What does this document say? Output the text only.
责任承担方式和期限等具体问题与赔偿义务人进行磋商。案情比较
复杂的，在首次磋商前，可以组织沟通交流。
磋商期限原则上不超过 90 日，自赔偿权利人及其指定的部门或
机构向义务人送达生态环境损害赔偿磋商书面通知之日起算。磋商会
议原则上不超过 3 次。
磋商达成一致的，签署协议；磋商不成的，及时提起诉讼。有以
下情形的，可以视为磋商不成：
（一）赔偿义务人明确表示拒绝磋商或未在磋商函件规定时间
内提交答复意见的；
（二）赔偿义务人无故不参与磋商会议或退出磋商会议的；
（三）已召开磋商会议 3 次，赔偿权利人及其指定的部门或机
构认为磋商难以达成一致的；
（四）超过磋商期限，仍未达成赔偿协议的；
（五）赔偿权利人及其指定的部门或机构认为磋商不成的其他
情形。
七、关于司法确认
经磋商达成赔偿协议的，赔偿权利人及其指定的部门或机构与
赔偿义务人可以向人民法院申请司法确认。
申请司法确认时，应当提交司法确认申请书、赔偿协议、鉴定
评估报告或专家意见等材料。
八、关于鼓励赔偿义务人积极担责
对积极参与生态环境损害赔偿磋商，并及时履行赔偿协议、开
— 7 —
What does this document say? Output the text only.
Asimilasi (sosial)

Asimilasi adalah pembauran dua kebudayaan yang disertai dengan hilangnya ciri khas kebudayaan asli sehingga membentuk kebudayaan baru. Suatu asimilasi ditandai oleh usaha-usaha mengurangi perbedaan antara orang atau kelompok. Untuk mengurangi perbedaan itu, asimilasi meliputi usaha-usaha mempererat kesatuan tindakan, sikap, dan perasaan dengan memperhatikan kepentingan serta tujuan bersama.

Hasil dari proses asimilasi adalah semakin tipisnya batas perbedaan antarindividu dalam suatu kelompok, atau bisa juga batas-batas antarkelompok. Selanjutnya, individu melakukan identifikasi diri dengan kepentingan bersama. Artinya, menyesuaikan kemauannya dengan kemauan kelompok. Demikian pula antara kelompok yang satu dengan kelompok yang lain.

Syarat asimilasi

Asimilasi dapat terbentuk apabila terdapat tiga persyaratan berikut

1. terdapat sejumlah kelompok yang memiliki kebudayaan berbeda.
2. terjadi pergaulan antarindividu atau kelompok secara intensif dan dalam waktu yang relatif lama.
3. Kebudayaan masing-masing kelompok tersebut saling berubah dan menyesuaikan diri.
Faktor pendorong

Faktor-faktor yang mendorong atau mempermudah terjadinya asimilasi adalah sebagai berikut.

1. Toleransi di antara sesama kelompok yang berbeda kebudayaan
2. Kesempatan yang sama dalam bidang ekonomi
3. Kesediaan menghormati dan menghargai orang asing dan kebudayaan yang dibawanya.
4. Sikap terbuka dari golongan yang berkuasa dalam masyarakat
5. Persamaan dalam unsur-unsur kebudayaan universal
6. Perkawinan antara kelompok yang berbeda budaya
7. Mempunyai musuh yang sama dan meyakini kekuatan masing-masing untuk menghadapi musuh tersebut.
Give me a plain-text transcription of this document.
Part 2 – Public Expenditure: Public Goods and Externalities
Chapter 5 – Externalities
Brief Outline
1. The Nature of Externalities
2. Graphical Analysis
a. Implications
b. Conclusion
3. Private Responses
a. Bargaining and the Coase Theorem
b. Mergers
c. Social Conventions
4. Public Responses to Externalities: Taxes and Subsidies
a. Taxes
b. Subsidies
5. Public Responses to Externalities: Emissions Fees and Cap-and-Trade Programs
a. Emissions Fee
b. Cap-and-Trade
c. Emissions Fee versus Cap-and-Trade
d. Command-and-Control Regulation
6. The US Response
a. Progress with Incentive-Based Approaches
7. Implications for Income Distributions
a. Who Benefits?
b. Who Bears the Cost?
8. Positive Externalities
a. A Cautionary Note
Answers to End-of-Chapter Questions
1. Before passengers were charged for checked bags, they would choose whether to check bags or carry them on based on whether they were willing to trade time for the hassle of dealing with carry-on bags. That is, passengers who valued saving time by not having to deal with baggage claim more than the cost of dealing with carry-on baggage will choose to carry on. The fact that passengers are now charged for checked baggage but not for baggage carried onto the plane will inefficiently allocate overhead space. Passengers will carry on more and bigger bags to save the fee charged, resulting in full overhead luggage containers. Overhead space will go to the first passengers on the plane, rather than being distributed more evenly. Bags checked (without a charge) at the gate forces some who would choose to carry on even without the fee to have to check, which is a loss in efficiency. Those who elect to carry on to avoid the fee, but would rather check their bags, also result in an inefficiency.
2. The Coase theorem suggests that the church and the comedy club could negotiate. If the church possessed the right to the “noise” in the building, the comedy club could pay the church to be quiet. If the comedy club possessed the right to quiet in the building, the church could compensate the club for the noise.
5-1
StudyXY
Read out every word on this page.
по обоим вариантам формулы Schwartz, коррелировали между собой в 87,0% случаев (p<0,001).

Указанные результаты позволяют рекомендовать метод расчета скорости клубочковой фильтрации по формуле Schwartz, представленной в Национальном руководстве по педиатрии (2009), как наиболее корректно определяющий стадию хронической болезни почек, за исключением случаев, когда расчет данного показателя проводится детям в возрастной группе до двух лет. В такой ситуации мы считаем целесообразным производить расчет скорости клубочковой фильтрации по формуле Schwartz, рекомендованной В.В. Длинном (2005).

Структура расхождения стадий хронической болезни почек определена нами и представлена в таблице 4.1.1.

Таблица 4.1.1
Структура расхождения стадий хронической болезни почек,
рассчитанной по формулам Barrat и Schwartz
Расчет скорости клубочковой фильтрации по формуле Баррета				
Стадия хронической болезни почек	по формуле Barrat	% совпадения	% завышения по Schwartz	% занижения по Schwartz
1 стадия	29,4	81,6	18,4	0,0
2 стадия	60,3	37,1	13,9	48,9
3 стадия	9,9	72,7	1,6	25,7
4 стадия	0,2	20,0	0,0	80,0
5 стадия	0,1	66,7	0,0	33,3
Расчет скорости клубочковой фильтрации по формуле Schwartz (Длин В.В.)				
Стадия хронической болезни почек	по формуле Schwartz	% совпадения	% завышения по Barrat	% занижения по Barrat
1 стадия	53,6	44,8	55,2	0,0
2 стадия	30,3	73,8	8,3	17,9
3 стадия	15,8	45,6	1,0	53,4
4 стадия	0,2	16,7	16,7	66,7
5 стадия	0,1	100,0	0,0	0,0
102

# Your objective:
Find all lines where the word "terdapat" appears. Copy them.

# Exercise output:
Asimilasi dapat terbentuk apabila terdapat tiga persyaratan berikut
1. terdapat sejumlah kelompok yang memiliki kebudayaan berbeda.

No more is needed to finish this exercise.